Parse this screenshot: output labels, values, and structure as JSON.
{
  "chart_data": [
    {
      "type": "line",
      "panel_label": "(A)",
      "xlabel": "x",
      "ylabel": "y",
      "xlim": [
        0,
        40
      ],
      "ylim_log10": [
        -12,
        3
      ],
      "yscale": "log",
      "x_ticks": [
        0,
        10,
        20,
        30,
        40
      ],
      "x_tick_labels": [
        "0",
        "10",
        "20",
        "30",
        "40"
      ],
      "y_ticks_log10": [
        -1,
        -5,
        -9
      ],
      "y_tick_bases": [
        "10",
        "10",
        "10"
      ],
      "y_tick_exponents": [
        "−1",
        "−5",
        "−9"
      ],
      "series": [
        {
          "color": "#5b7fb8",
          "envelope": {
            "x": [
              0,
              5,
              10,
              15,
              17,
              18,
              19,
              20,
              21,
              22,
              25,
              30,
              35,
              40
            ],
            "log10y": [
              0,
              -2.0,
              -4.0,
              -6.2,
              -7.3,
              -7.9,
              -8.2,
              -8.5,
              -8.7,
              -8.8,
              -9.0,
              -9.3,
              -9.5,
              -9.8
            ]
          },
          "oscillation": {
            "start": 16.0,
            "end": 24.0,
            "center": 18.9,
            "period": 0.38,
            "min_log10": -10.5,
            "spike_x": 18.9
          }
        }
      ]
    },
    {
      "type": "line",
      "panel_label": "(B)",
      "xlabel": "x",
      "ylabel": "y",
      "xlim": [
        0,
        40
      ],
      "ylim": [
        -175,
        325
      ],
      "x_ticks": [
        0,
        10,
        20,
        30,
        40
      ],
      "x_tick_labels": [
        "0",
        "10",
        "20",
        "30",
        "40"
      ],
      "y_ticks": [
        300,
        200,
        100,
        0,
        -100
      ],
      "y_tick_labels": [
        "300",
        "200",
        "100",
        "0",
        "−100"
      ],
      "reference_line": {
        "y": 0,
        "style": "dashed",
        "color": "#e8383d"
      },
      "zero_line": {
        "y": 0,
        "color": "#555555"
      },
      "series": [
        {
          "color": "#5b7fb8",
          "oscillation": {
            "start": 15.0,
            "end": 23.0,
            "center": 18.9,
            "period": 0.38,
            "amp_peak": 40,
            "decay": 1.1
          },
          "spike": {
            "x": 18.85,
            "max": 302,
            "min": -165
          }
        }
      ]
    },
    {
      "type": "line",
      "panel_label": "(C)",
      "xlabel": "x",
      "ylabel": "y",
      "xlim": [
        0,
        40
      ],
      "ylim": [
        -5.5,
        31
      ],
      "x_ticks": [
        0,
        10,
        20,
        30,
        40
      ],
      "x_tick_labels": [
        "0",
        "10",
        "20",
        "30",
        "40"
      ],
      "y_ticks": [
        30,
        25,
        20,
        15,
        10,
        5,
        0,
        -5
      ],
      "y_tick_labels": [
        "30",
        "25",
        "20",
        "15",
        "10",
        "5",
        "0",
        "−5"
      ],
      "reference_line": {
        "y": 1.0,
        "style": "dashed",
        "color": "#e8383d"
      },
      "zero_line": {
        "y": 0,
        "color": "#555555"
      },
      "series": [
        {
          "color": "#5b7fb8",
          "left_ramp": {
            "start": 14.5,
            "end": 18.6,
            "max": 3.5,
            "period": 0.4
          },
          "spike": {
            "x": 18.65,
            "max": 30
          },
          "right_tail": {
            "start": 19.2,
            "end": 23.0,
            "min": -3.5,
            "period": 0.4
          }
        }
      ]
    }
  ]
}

^^^^^^^^^^^^^^^^

(WORK TO DO):
Using the data above, print every record exactly as shown.

(ANSWER TO THE PROBLEM):
Parse this screenshot: output labels, values, and structure as JSON.
{
  "chart_data": [
    {
      "type": "line",
      "panel_label": "(A)",
      "xlabel": "x",
      "ylabel": "y",
      "xlim": [
        0,
        40
      ],
      "ylim_log10": [
        -12,
        3
      ],
      "yscale": "log",
      "x_ticks": [
        0,
        10,
        20,
        30,
        40
      ],
      "x_tick_labels": [
        "0",
        "10",
        "20",
        "30",
        "40"
      ],
      "y_ticks_log10": [
        -1,
        -5,
        -9
      ],
      "y_tick_bases": [
        "10",
        "10",
        "10"
      ],
      "y_tick_exponents": [
        "−1",
        "−5",
        "−9"
      ],
      "series": [
        {
          "color": "#5b7fb8",
          "envelope": {
            "x": [
              0,
              5,
              10,
              15,
              17,
              18,
              19,
              20,
              21,
              22,
              25,
              30,
              35,
              40
            ],
            "log10y": [
              0,
              -2.0,
              -4.0,
              -6.2,
              -7.3,
              -7.9,
              -8.2,
              -8.5,
              -8.7,
              -8.8,
              -9.0,
              -9.3,
              -9.5,
              -9.8
            ]
          },
          "oscillation": {
            "start": 16.0,
            "end": 24.0,
            "center": 18.9,
            "period": 0.38,
            "min_log10": -10.5,
            "spike_x": 18.9
          }
        }
      ]
    },
    {
      "type": "line",
      "panel_label": "(B)",
      "xlabel": "x",
      "ylabel": "y",
      "xlim": [
        0,
        40
      ],
      "ylim": [
        -175,
        325
      ],
      "x_ticks": [
        0,
        10,
        20,
        30,
        40
      ],
      "x_tick_labels": [
        "0",
        "10",
        "20",
        "30",
        "40"
      ],
      "y_ticks": [
        300,
        200,
        100,
        0,
        -100
      ],
      "y_tick_labels": [
        "300",
        "200",
        "100",
        "0",
        "−100"
      ],
      "reference_line": {
        "y": 0,
        "style": "dashed",
        "color": "#e8383d"
      },
      "zero_line": {
        "y": 0,
        "color": "#555555"
      },
      "series": [
        {
          "color": "#5b7fb8",
          "oscillation": {
            "start": 15.0,
            "end": 23.0,
            "center": 18.9,
            "period": 0.38,
            "amp_peak": 40,
            "decay": 1.1
          },
          "spike": {
            "x": 18.85,
            "max": 302,
            "min": -165
          }
        }
      ]
    },
    {
      "type": "line",
      "panel_label": "(C)",
      "xlabel": "x",
      "ylabel": "y",
      "xlim": [
        0,
        40
      ],
      "ylim": [
        -5.5,
        31
      ],
      "x_ticks": [
        0,
        10,
        20,
        30,
        40
      ],
      "x_tick_labels": [
        "0",
        "10",
        "20",
        "30",
        "40"
      ],
      "y_ticks": [
        30,
        25,
        20,
        15,
        10,
        5,
        0,
        -5
      ],
      "y_tick_labels": [
        "30",
        "25",
        "20",
        "15",
        "10",
        "5",
        "0",
        "−5"
      ],
      "reference_line": {
        "y": 1.0,
        "style": "dashed",
        "color": "#e8383d"
      },
      "zero_line": {
        "y": 0,
        "color": "#555555"
      },
      "series": [
        {
          "color": "#5b7fb8",
          "left_ramp": {
            "start": 14.5,
            "end": 18.6,
            "max": 3.5,
            "period": 0.4
          },
          "spike": {
            "x": 18.65,
            "max": 30
          },
          "right_tail": {
            "start": 19.2,
            "end": 23.0,
            "min": -3.5,
            "period": 0.4
          }
        }
      ]
    }
  ]
}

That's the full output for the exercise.